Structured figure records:
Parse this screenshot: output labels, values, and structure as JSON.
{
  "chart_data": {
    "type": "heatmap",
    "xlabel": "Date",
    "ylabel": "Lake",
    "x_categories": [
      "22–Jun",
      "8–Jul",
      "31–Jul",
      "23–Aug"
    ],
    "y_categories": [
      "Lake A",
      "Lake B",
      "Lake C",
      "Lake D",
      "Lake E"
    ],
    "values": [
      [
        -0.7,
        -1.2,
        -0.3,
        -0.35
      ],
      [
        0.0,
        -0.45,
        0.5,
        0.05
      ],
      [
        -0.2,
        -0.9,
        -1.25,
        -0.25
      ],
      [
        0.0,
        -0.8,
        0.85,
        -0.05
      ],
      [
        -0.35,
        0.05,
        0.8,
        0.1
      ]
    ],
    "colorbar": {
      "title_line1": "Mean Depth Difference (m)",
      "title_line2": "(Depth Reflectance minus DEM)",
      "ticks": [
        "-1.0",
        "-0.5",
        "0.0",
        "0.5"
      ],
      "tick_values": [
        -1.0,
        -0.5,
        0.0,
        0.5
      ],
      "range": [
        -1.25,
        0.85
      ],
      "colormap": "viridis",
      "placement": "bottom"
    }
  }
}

THE TASK:
Each line above is to be repeated exactly.

COMPLETED TASK:
Parse this screenshot: output labels, values, and structure as JSON.
{
  "chart_data": {
    "type": "heatmap",
    "xlabel": "Date",
    "ylabel": "Lake",
    "x_categories": [
      "22–Jun",
      "8–Jul",
      "31–Jul",
      "23–Aug"
    ],
    "y_categories": [
      "Lake A",
      "Lake B",
      "Lake C",
      "Lake D",
      "Lake E"
    ],
    "values": [
      [
        -0.7,
        -1.2,
        -0.3,
        -0.35
      ],
      [
        0.0,
        -0.45,
        0.5,
        0.05
      ],
      [
        -0.2,
        -0.9,
        -1.25,
        -0.25
      ],
      [
        0.0,
        -0.8,
        0.85,
        -0.05
      ],
      [
        -0.35,
        0.05,
        0.8,
        0.1
      ]
    ],
    "colorbar": {
      "title_line1": "Mean Depth Difference (m)",
      "title_line2": "(Depth Reflectance minus DEM)",
      "ticks": [
        "-1.0",
        "-0.5",
        "0.0",
        "0.5"
      ],
      "tick_values": [
        -1.0,
        -0.5,
        0.0,
        0.5
      ],
      "range": [
        -1.25,
        0.85
      ],
      "colormap": "viridis",
      "placement": "bottom"
    }
  }
}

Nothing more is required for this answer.